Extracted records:
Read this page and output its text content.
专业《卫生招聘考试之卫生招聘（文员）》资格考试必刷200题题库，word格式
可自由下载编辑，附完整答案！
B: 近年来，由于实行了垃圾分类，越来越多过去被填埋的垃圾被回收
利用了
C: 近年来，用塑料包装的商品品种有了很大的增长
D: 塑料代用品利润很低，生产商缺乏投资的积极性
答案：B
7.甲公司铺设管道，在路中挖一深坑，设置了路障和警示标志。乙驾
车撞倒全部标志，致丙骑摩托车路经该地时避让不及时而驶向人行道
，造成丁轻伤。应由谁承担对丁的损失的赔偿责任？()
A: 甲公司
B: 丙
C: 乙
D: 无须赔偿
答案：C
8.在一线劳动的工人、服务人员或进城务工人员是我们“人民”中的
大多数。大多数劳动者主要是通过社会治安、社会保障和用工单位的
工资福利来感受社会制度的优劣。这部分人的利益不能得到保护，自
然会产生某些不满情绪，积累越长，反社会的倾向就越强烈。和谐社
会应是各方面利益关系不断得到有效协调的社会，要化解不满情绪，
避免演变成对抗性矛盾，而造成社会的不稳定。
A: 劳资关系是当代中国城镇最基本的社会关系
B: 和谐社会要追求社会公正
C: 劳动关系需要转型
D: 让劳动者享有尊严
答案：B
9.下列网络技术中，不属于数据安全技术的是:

» Work instructions: Write out every entry again exactly, please, with nothing missing.

» Answer to this exercise:
Read this page and output its text content.
专业《卫生招聘考试之卫生招聘（文员）》资格考试必刷200题题库，word格式
可自由下载编辑，附完整答案！
B: 近年来，由于实行了垃圾分类，越来越多过去被填埋的垃圾被回收
利用了
C: 近年来，用塑料包装的商品品种有了很大的增长
D: 塑料代用品利润很低，生产商缺乏投资的积极性
答案：B
7.甲公司铺设管道，在路中挖一深坑，设置了路障和警示标志。乙驾
车撞倒全部标志，致丙骑摩托车路经该地时避让不及时而驶向人行道
，造成丁轻伤。应由谁承担对丁的损失的赔偿责任？()
A: 甲公司
B: 丙
C: 乙
D: 无须赔偿
答案：C
8.在一线劳动的工人、服务人员或进城务工人员是我们“人民”中的
大多数。大多数劳动者主要是通过社会治安、社会保障和用工单位的
工资福利来感受社会制度的优劣。这部分人的利益不能得到保护，自
然会产生某些不满情绪，积累越长，反社会的倾向就越强烈。和谐社
会应是各方面利益关系不断得到有效协调的社会，要化解不满情绪，
避免演变成对抗性矛盾，而造成社会的不稳定。
A: 劳资关系是当代中国城镇最基本的社会关系
B: 和谐社会要追求社会公正
C: 劳动关系需要转型
D: 让劳动者享有尊严
答案：B
9.下列网络技术中，不属于数据安全技术的是:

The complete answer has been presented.